→ Brief a
Quote the records word for word, starting at their beginning and ending at the line that contains "The cutout 81 is at (61, 218).", including both ends. Leave the pictures out of your answer.

Why not just give parents the ability to control it?

They already have parental controls, but during a PR disaster the media tends to not place the blame on the parents who failed to turn on the parental controls (if they even mention the parental controls at all).

The way to avoid that is to make parental controls default to being turned on so that they are opt-out. In order for that to work, you need to have a mechanism to prove that an adult is doing the opt-out.

It'd be interesting to hear ideas for what alternative such mechanisms there would be. The only practical one I can think of is a credit card charge.
 

Archaix

Drunky McMurder
30 cents or not, whether I browse the internet on a handheld or not, I would never buy a product that does this. Any Nintendo product that pulls this bullshit in the US is a guaranteed way to make sure I don't buy one. Granted, I'm still holding out on an actual account system ,so I'm really not confident in Nintendo doing anything that makes logical sense regarding the internet and their products. If you make me pay to prevent you from censoring what I can access, you can go fuck yourself.
 

RiccochetJ

Gold Member
I have no problem with this. Apparently some parents need a little nudge to take a look at the parental controls that are available on these systems.
 

Hyoukokun

Member
For those asking "why not use parental controls": many parents don't and won't. This method works without requiring parents to do anything.
 

Hylian7

Member
Not a terrible idea. $0.30 is nothing, and there isn't really a way to have "child proof" parental controls right out of the box. This is basically the next best thing. After the Swap Note incidents, it's honestly hard to blame Nintendo for being super cautious.
 

Road

Member
No, if they refunded the $.30 they would have $15 million in pure losses. They still would have to pay the transaction fees.

Yeah, poor Nintendo will go bankrupt because of $15 million spread over 3 years.

→ Available records
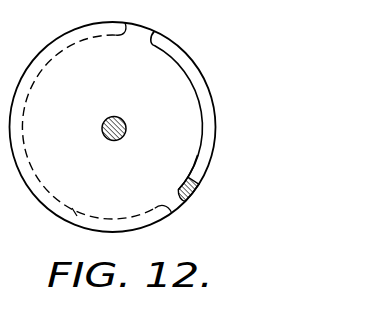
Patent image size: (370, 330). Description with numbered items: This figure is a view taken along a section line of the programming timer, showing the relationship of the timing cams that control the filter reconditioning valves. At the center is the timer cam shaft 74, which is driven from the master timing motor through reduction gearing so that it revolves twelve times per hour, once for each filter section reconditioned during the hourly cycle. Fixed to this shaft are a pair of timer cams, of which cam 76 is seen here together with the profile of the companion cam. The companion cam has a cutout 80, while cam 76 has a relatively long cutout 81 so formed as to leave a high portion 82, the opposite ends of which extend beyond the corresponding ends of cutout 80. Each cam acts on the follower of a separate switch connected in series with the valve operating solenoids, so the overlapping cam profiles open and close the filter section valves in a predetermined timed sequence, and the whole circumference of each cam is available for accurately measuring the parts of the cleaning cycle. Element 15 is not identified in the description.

The timer cam shaft 74 is at (109, 116).
The high portion 82 is at (202, 71).
The cutout 80 is at (203, 133).
The cam 76 is at (198, 162).
The hatched end portion 15 is at (167, 181).
The cutout 81 is at (61, 218).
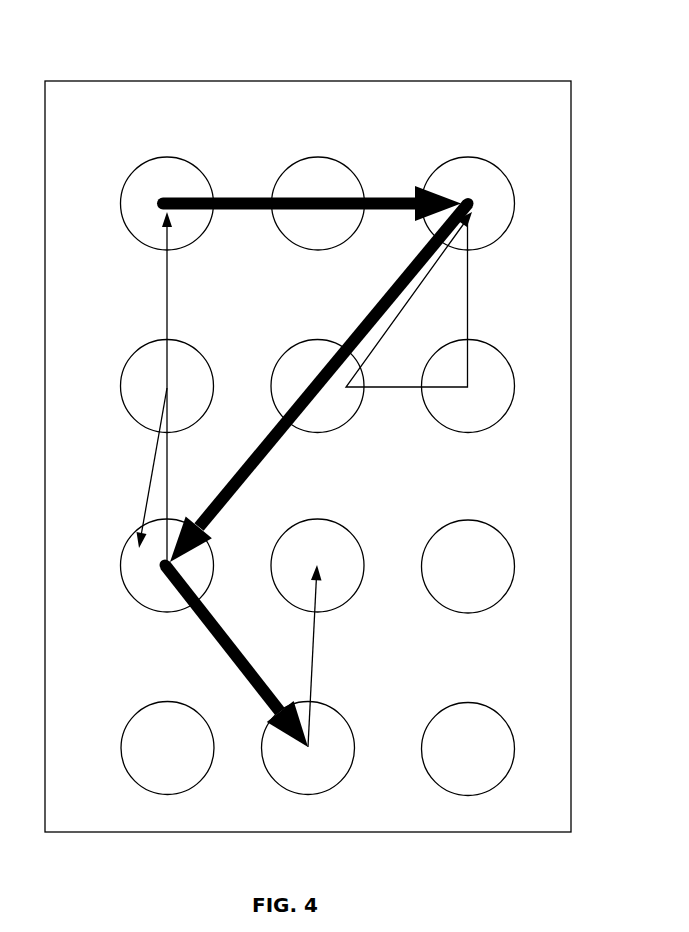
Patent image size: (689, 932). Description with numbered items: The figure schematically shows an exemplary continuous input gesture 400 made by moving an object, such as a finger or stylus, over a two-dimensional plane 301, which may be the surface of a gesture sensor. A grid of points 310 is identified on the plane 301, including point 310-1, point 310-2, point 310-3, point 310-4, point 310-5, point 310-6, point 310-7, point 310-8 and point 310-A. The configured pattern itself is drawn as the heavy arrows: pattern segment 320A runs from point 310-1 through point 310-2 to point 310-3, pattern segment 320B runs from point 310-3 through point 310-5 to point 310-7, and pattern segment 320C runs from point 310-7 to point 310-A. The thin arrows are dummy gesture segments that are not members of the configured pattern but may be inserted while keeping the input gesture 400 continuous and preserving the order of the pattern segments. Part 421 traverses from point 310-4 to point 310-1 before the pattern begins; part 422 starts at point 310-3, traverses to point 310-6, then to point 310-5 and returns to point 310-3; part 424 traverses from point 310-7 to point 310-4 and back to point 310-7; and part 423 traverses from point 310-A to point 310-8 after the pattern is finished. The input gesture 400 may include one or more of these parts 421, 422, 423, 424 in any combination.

The input gesture 400 is at (308, 420).
The two-dimensional plane 301 is at (308, 456).
The points 310 is at (318, 658).
The point 310-1 is at (167, 203).
The point 310-2 is at (318, 203).
The point 310-3 is at (468, 203).
The point 310-4 is at (167, 386).
The point 310-5 is at (316, 339).
The point 310-6 is at (468, 386).
The point 310-7 is at (120, 575).
The point 310-8 is at (317, 565).
The point 310-A is at (308, 748).
The pattern segment 320A is at (243, 197).
The pattern segment 320B is at (271, 450).
The pattern segment 320C is at (203, 632).
The part 421 is at (166, 283).
The part 422 is at (470, 275).
The part 423 is at (318, 632).
The part 424 is at (148, 478).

→ Brief b
In the forum discussion, what is the only practical way the first poster can think of to prove that an adult is opting out of parental controls?

→ Written response a
Patent image size: (370, 330). Description with numbered items: This figure is a view taken along a section line of the programming timer, showing the relationship of the timing cams that control the filter reconditioning valves. At the center is the timer cam shaft 74, which is driven from the master timing motor through reduction gearing so that it revolves twelve times per hour, once for each filter section reconditioned during the hourly cycle. Fixed to this shaft are a pair of timer cams, of which cam 76 is seen here together with the profile of the companion cam. The companion cam has a cutout 80, while cam 76 has a relatively long cutout 81 so formed as to leave a high portion 82, the opposite ends of which extend beyond the corresponding ends of cutout 80. Each cam acts on the follower of a separate switch connected in series with the valve operating solenoids, so the overlapping cam profiles open and close the filter section valves in a predetermined timed sequence, and the whole circumference of each cam is available for accurately measuring the parts of the cleaning cycle. Element 15 is not identified in the description.

The timer cam shaft 74 is at (109, 116).
The high portion 82 is at (202, 71).
The cutout 80 is at (203, 133).
The cam 76 is at (198, 162).
The hatched end portion 15 is at (167, 181).
The cutout 81 is at (61, 218).

→ Written response b
A credit card charge.